═════ Records shown

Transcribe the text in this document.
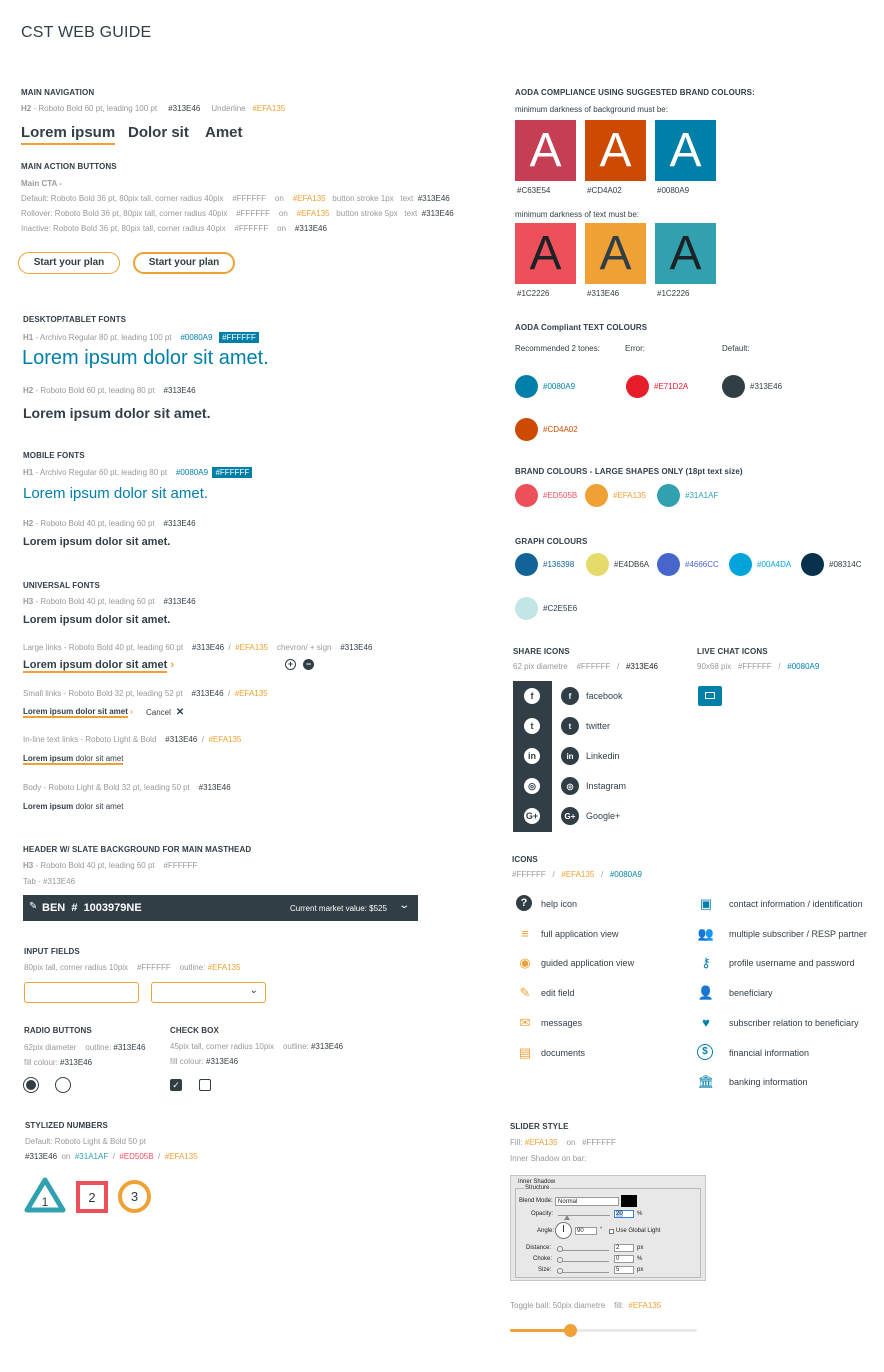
CST WEB GUIDE
MAIN NAVIGATION
H2 - Roboto Bold 60 pt, leading 100 pt #313E46 Underline #EFA135
Lorem ipsum Dolor sit Amet
MAIN ACTION BUTTONS
Main CTA -
Default: Roboto Bold 36 pt, 80pix tall, corner radius 40pix #FFFFFF on #EFA135 button stroke 1px text #313E46
Rollover: Roboto Bold 36 pt, 80pix tall, corner radius 40pix #FFFFFF on #EFA135 button stroke 5px text #313E46
Inactive: Roboto Bold 36 pt, 80pix tall, corner radius 40pix #FFFFFF on #313E46
Start your plan	Start your plan
DESKTOP/TABLET FONTS
H1 - Archivo Regular 80 pt, leading 100 pt #0080A9 #FFFFFF
Lorem ipsum dolor sit amet.
H2 - Roboto Bold 60 pt, leading 80 pt #313E46
Lorem ipsum dolor sit amet.
MOBILE FONTS
H1 - Archivo Regular 60 pt, leading 80 pt #0080A9 #FFFFFF
Lorem ipsum dolor sit amet.
H2 - Roboto Bold 40 pt, leading 60 pt #313E46
Lorem ipsum dolor sit amet.
UNIVERSAL FONTS
H3 - Roboto Bold 40 pt, leading 60 pt #313E46
Lorem ipsum dolor sit amet.
Large links - Roboto Bold 40 pt, leading 60 pt #313E46 / #EFA135 chevron/ + sign #313E46
Lorem ipsum dolor sit amet ›	+	−
Small links - Roboto Bold 32 pt, leading 52 pt #313E46 / #EFA135
Lorem ipsum dolor sit amet › Cancel  ✕
In-line text links - Roboto Light & Bold #313E46 / #EFA135
Lorem ipsum dolor sit amet
Body - Roboto Light & Bold 32 pt, leading 50 pt #313E46
Lorem ipsum dolor sit amet
HEADER W/ SLATE BACKGROUND FOR MAIN MASTHEAD
H3 - Roboto Bold 40 pt, leading 60 pt #FFFFFF
Tab - #313E46
✎ BEN  #  1003979NE	Current market value: $525 ⌄
INPUT FIELDS
80pix tall, corner radius 10pix #FFFFFF outline: #EFA135
⌄
RADIO BUTTONS
62pix diameter outline: #313E46
fill colour: #313E46
CHECK BOX
45pix tall, corner radius 10pix outline: #313E46
fill colour: #313E46
✓
STYLIZED NUMBERS
Default: Roboto Light & Bold 50 pt
#313E46 on #31A1AF / #ED505B / #EFA135
1	2	3
AODA COMPLIANCE USING SUGGESTED BRAND COLOURS:
minimum darkness of background must be:
A
#C63E54
A
#CD4A02
A
#0080A9
minimum darkness of text must be:
A
#1C2226
A
#313E46
A
#1C2226
AODA Compliant TEXT COLOURS
Recommended 2 tones:	Error:	Default:
#0080A9	#E71D2A	#313E46
#CD4A02
BRAND COLOURS - LARGE SHAPES ONLY (18pt text size)
#ED505B	#EFA135	#31A1AF
GRAPH COLOURS
#136398	#E4DB6A	#4666CC	#00A4DA	#08314C
#C2E5E6
SHARE ICONS
62 pix diametre #FFFFFF / #313E46
f	f	facebook
t	t	twitter
in	in	Linkedin
◎	◎	Instagram
G+	G+	Google+
LIVE CHAT ICONS
90x68 pix #FFFFFF / #0080A9
ICONS
#FFFFFF / #EFA135 / #0080A9
?	help icon
≡	full application view
◉	guided application view
✎	edit field
✉	messages
▤	documents
▣	contact information / identification
👥 multiple subscriber / RESP partner
⚷	profile username and password
👤 beneficiary
♥	subscriber relation to beneficiary
$	financial information
🏛 banking information
SLIDER STYLE
Fill: #EFA135 on #FFFFFF
Inner Shadow on bar:
Inner Shadow
Structure
Blend Mode: Normal
Opacity:	20 %
Angle:	90	° Use Global Light
Distance:	2	px
Choke:	0	%
Size:	5	px
Toggle ball: 50pix diametre fill: #EFA135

══════════

Goal: Quote the material in full and exactly; do not carry over its pictures.

Complete answer:
Transcribe the text in this document.
CST WEB GUIDE
MAIN NAVIGATION
H2 - Roboto Bold 60 pt, leading 100 pt #313E46 Underline #EFA135
Lorem ipsum Dolor sit Amet
MAIN ACTION BUTTONS
Main CTA -
Default: Roboto Bold 36 pt, 80pix tall, corner radius 40pix #FFFFFF on #EFA135 button stroke 1px text #313E46
Rollover: Roboto Bold 36 pt, 80pix tall, corner radius 40pix #FFFFFF on #EFA135 button stroke 5px text #313E46
Inactive: Roboto Bold 36 pt, 80pix tall, corner radius 40pix #FFFFFF on #313E46
Start your plan	Start your plan
DESKTOP/TABLET FONTS
H1 - Archivo Regular 80 pt, leading 100 pt #0080A9 #FFFFFF
Lorem ipsum dolor sit amet.
H2 - Roboto Bold 60 pt, leading 80 pt #313E46
Lorem ipsum dolor sit amet.
MOBILE FONTS
H1 - Archivo Regular 60 pt, leading 80 pt #0080A9 #FFFFFF
Lorem ipsum dolor sit amet.
H2 - Roboto Bold 40 pt, leading 60 pt #313E46
Lorem ipsum dolor sit amet.
UNIVERSAL FONTS
H3 - Roboto Bold 40 pt, leading 60 pt #313E46
Lorem ipsum dolor sit amet.
Large links - Roboto Bold 40 pt, leading 60 pt #313E46 / #EFA135 chevron/ + sign #313E46
Lorem ipsum dolor sit amet ›	+	−
Small links - Roboto Bold 32 pt, leading 52 pt #313E46 / #EFA135
Lorem ipsum dolor sit amet › Cancel  ✕
In-line text links - Roboto Light & Bold #313E46 / #EFA135
Lorem ipsum dolor sit amet
Body - Roboto Light & Bold 32 pt, leading 50 pt #313E46
Lorem ipsum dolor sit amet
HEADER W/ SLATE BACKGROUND FOR MAIN MASTHEAD
H3 - Roboto Bold 40 pt, leading 60 pt #FFFFFF
Tab - #313E46
✎ BEN  #  1003979NE	Current market value: $525 ⌄
INPUT FIELDS
80pix tall, corner radius 10pix #FFFFFF outline: #EFA135
⌄
RADIO BUTTONS
62pix diameter outline: #313E46
fill colour: #313E46
CHECK BOX
45pix tall, corner radius 10pix outline: #313E46
fill colour: #313E46
✓
STYLIZED NUMBERS
Default: Roboto Light & Bold 50 pt
#313E46 on #31A1AF / #ED505B / #EFA135
1	2	3
AODA COMPLIANCE USING SUGGESTED BRAND COLOURS:
minimum darkness of background must be:
A
#C63E54
A
#CD4A02
A
#0080A9
minimum darkness of text must be:
A
#1C2226
A
#313E46
A
#1C2226
AODA Compliant TEXT COLOURS
Recommended 2 tones:	Error:	Default:
#0080A9	#E71D2A	#313E46
#CD4A02
BRAND COLOURS - LARGE SHAPES ONLY (18pt text size)
#ED505B	#EFA135	#31A1AF
GRAPH COLOURS
#136398	#E4DB6A	#4666CC	#00A4DA	#08314C
#C2E5E6
SHARE ICONS
62 pix diametre #FFFFFF / #313E46
f	f	facebook
t	t	twitter
in	in	Linkedin
◎	◎	Instagram
G+	G+	Google+
LIVE CHAT ICONS
90x68 pix #FFFFFF / #0080A9
ICONS
#FFFFFF / #EFA135 / #0080A9
?	help icon
≡	full application view
◉	guided application view
✎	edit field
✉	messages
▤	documents
▣	contact information / identification
👥 multiple subscriber / RESP partner
⚷	profile username and password
👤 beneficiary
♥	subscriber relation to beneficiary
$	financial information
🏛 banking information
SLIDER STYLE
Fill: #EFA135 on #FFFFFF
Inner Shadow on bar:
Inner Shadow
Structure
Blend Mode: Normal
Opacity:	20 %
Angle:	90	° Use Global Light
Distance:	2	px
Choke:	0	%
Size:	5	px
Toggle ball: 50pix diametre fill: #EFA135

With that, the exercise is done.